Exercise task :: Retype the whole listing verbatim and keep the pictures out of it.

Material for the task ::
** start **

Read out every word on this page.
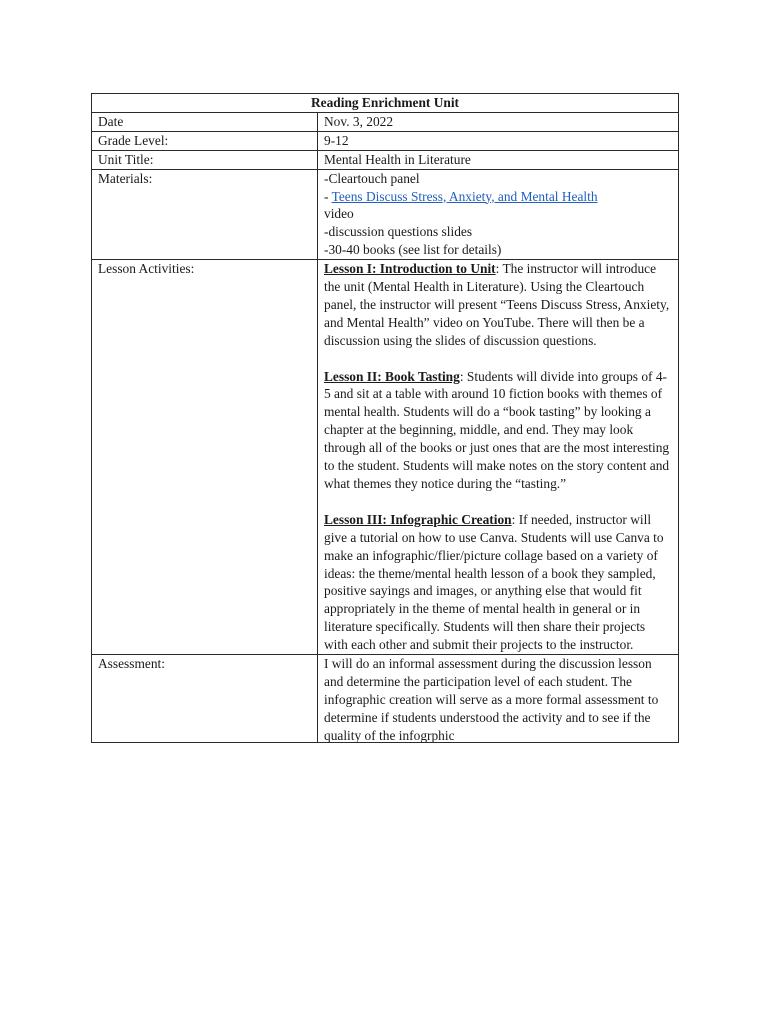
Reading Enrichment Unit	
Date	Nov. 3, 2022
Grade Level:	9-12
Unit Title:	Mental Health in Literature
Materials:	-Cleartouch panel
- Teens Discuss Stress, Anxiety, and Mental Health
video
-discussion questions slides
-30-40 books (see list for details)

Lesson Activities:	Lesson I: Introduction to Unit: The instructor will introduce the unit (Mental Health in Literature). Using the Cleartouch panel, the instructor will present “Teens Discuss Stress, Anxiety, and Mental Health” video on YouTube. There will then be a discussion using the slides of discussion questions.
Lesson II: Book Tasting: Students will divide into groups of 4-5 and sit at a table with around 10 fiction books with themes of mental health. Students will do a “book tasting” by looking a chapter at the beginning, middle, and end. They may look through all of the books or just ones that are the most interesting to the student. Students will make notes on the story content and what themes they notice during the “tasting.”
Lesson III: Infographic Creation: If needed, instructor will give a tutorial on how to use Canva. Students will use Canva to make an infographic/flier/picture collage based on a variety of ideas: the theme/mental health lesson of a book they sampled, positive sayings and images, or anything else that would fit appropriately in the theme of mental health in general or in literature specifically. Students will then share their projects with each other and submit their projects to the instructor.

Assessment:	I will do an informal assessment during the discussion lesson and determine the participation level of each student. The infographic creation will serve as a more formal assessment to determine if students understood the activity and to see if the quality of the infogrphic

** end **

Output for this exercise ::
Read out every word on this page.
Reading Enrichment Unit	
Date	Nov. 3, 2022
Grade Level:	9-12
Unit Title:	Mental Health in Literature
Materials:	-Cleartouch panel
- Teens Discuss Stress, Anxiety, and Mental Health
video
-discussion questions slides
-30-40 books (see list for details)

Lesson Activities:	Lesson I: Introduction to Unit: The instructor will introduce the unit (Mental Health in Literature). Using the Cleartouch panel, the instructor will present “Teens Discuss Stress, Anxiety, and Mental Health” video on YouTube. There will then be a discussion using the slides of discussion questions.
Lesson II: Book Tasting: Students will divide into groups of 4-5 and sit at a table with around 10 fiction books with themes of mental health. Students will do a “book tasting” by looking a chapter at the beginning, middle, and end. They may look through all of the books or just ones that are the most interesting to the student. Students will make notes on the story content and what themes they notice during the “tasting.”
Lesson III: Infographic Creation: If needed, instructor will give a tutorial on how to use Canva. Students will use Canva to make an infographic/flier/picture collage based on a variety of ideas: the theme/mental health lesson of a book they sampled, positive sayings and images, or anything else that would fit appropriately in the theme of mental health in general or in literature specifically. Students will then share their projects with each other and submit their projects to the instructor.

Assessment:	I will do an informal assessment during the discussion lesson and determine the participation level of each student. The infographic creation will serve as a more formal assessment to determine if students understood the activity and to see if the quality of the infogrphic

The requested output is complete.